ENTRIES:
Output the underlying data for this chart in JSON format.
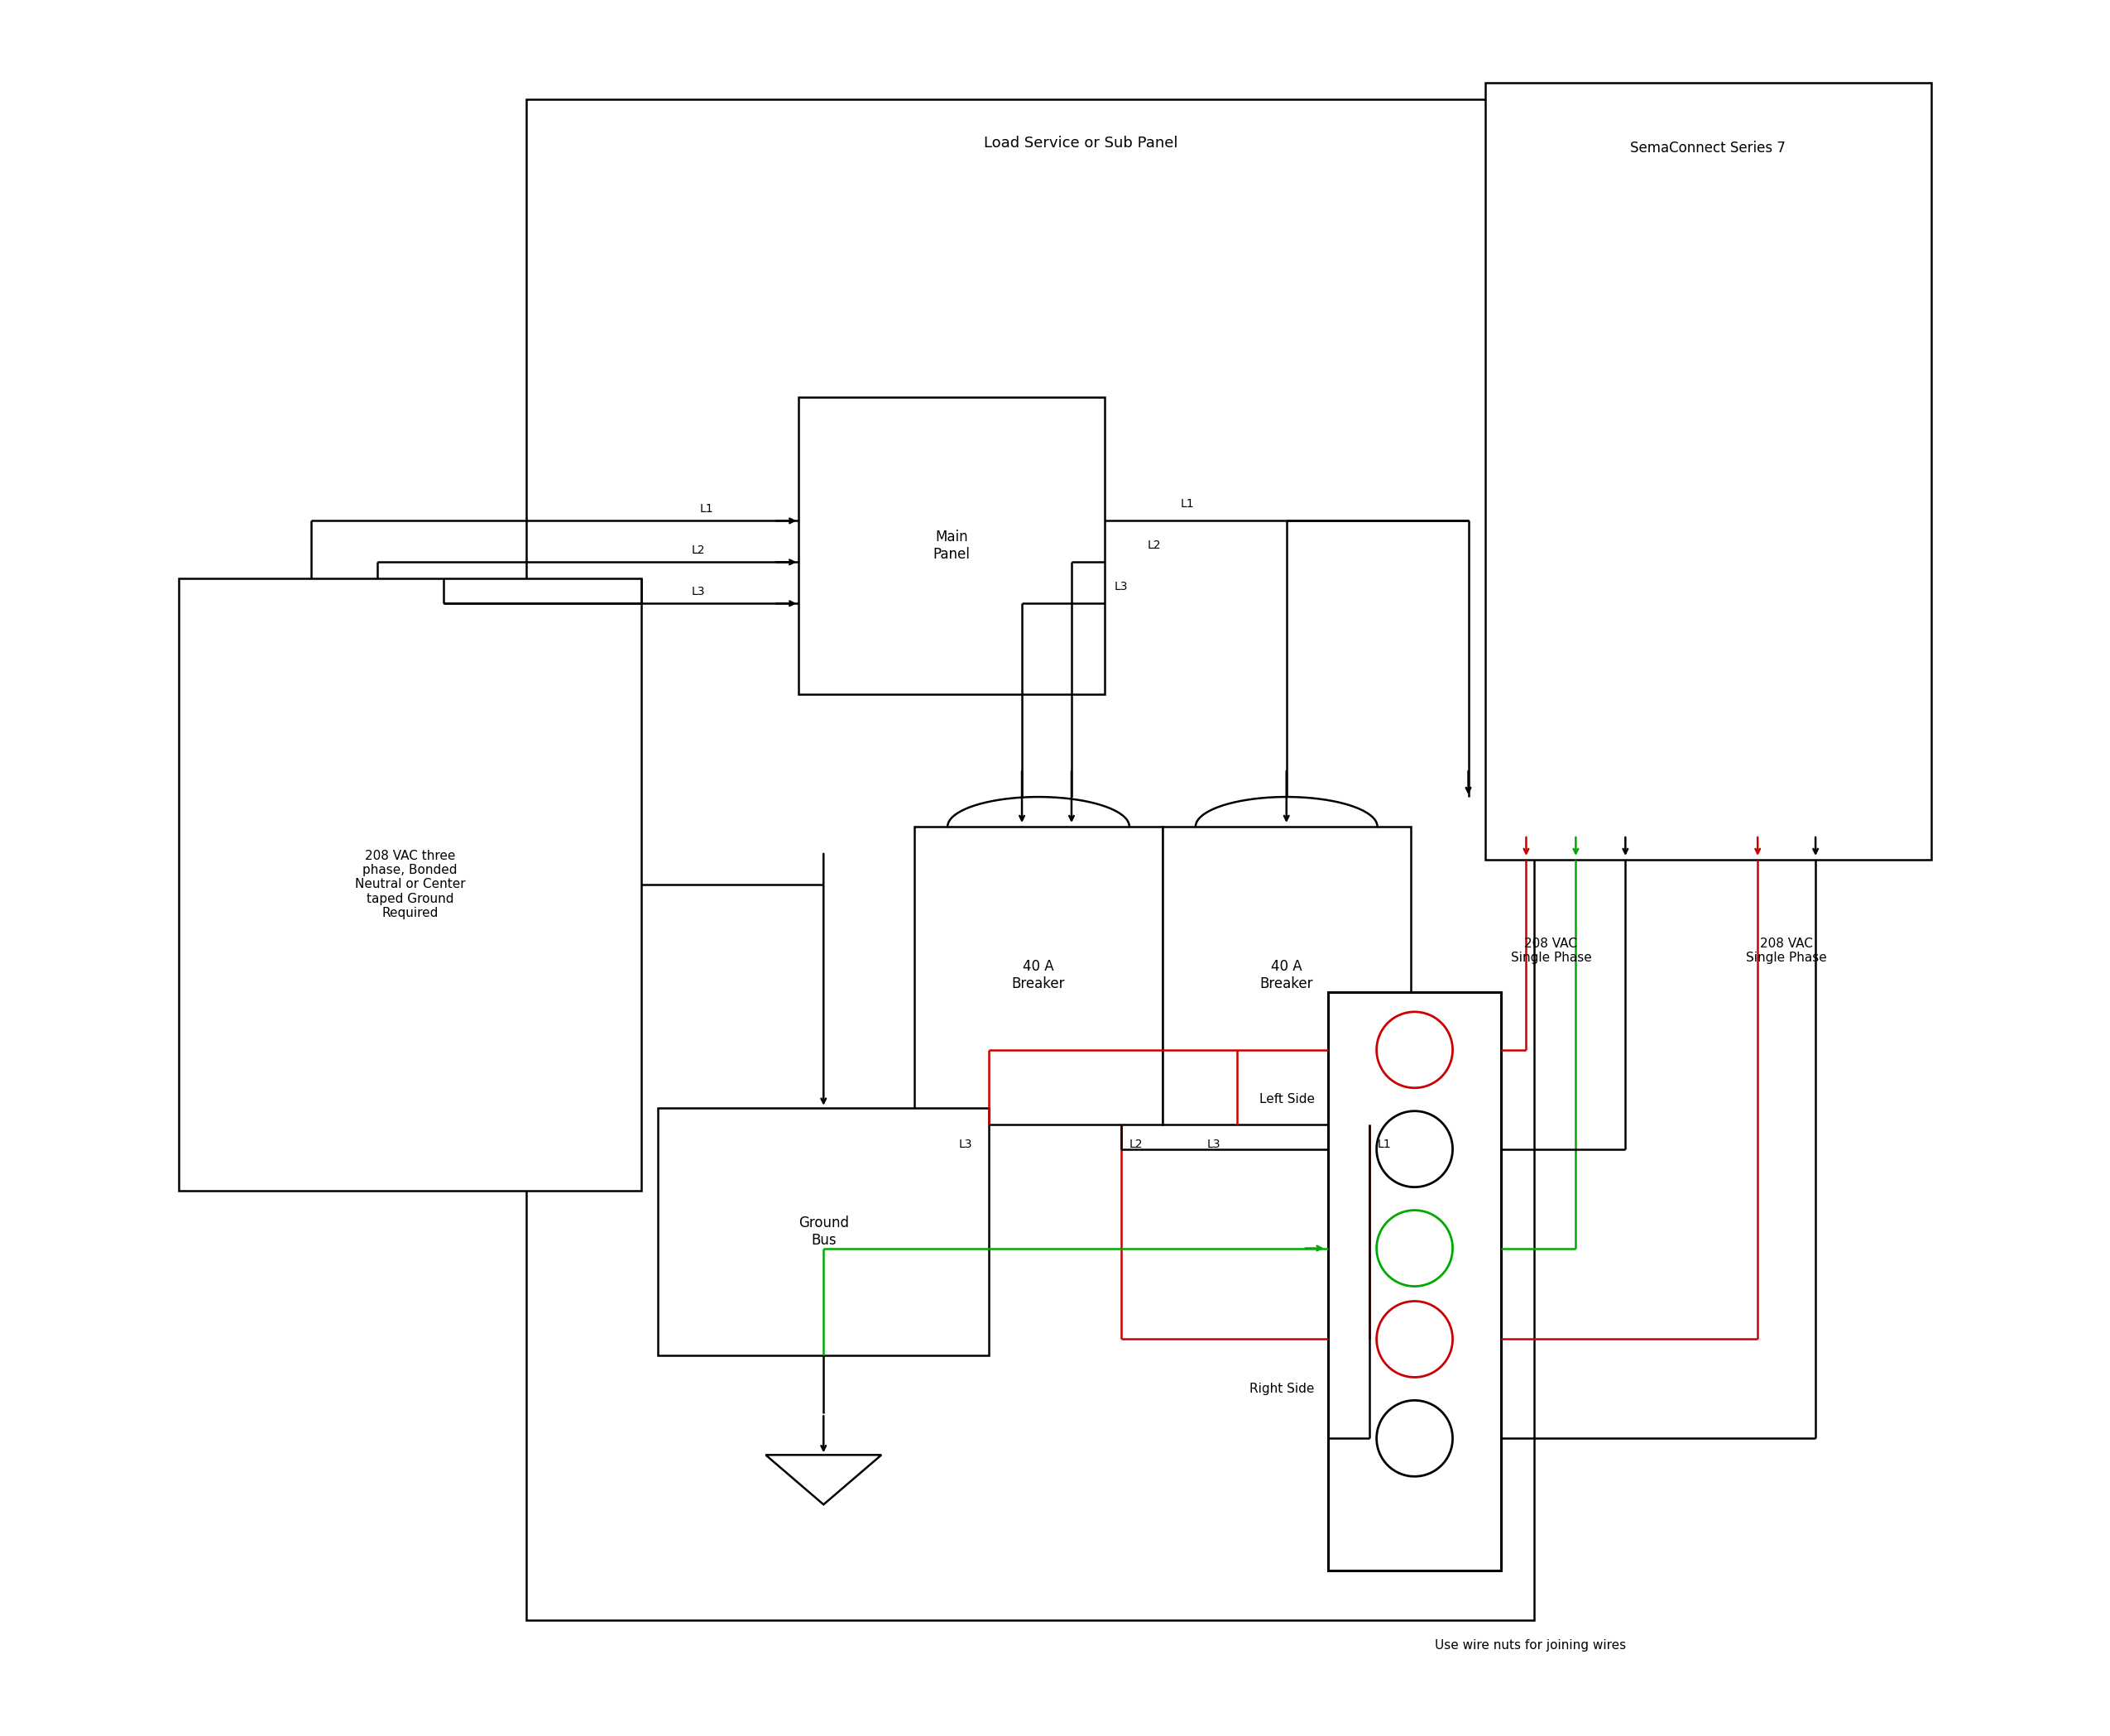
{
  "title": "Load Service or Sub Panel",
  "sema_title": "SemaConnect Series 7",
  "source_label": "208 VAC three\nphase, Bonded\nNeutral or Center\ntaped Ground\nRequired",
  "ground_label": "Ground\nBus",
  "main_panel_label": "Main\nPanel",
  "breaker1_label": "40 A\nBreaker",
  "breaker2_label": "40 A\nBreaker",
  "left_side_label": "Left Side",
  "right_side_label": "Right Side",
  "wire_nuts_label": "Use wire nuts for joining wires",
  "vac_left_label": "208 VAC\nSingle Phase",
  "vac_right_label": "208 VAC\nSingle Phase",
  "bg_color": "#ffffff",
  "line_color": "#000000",
  "red_color": "#cc0000",
  "green_color": "#00aa00"
}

REQUIREMENT: Set down the material exactly, every line of it, except for the pictures.

RESULT OF THE EXERCISE:
Output the underlying data for this chart in JSON format.
{
  "title": "Load Service or Sub Panel",
  "sema_title": "SemaConnect Series 7",
  "source_label": "208 VAC three\nphase, Bonded\nNeutral or Center\ntaped Ground\nRequired",
  "ground_label": "Ground\nBus",
  "main_panel_label": "Main\nPanel",
  "breaker1_label": "40 A\nBreaker",
  "breaker2_label": "40 A\nBreaker",
  "left_side_label": "Left Side",
  "right_side_label": "Right Side",
  "wire_nuts_label": "Use wire nuts for joining wires",
  "vac_left_label": "208 VAC\nSingle Phase",
  "vac_right_label": "208 VAC\nSingle Phase",
  "bg_color": "#ffffff",
  "line_color": "#000000",
  "red_color": "#cc0000",
  "green_color": "#00aa00"
}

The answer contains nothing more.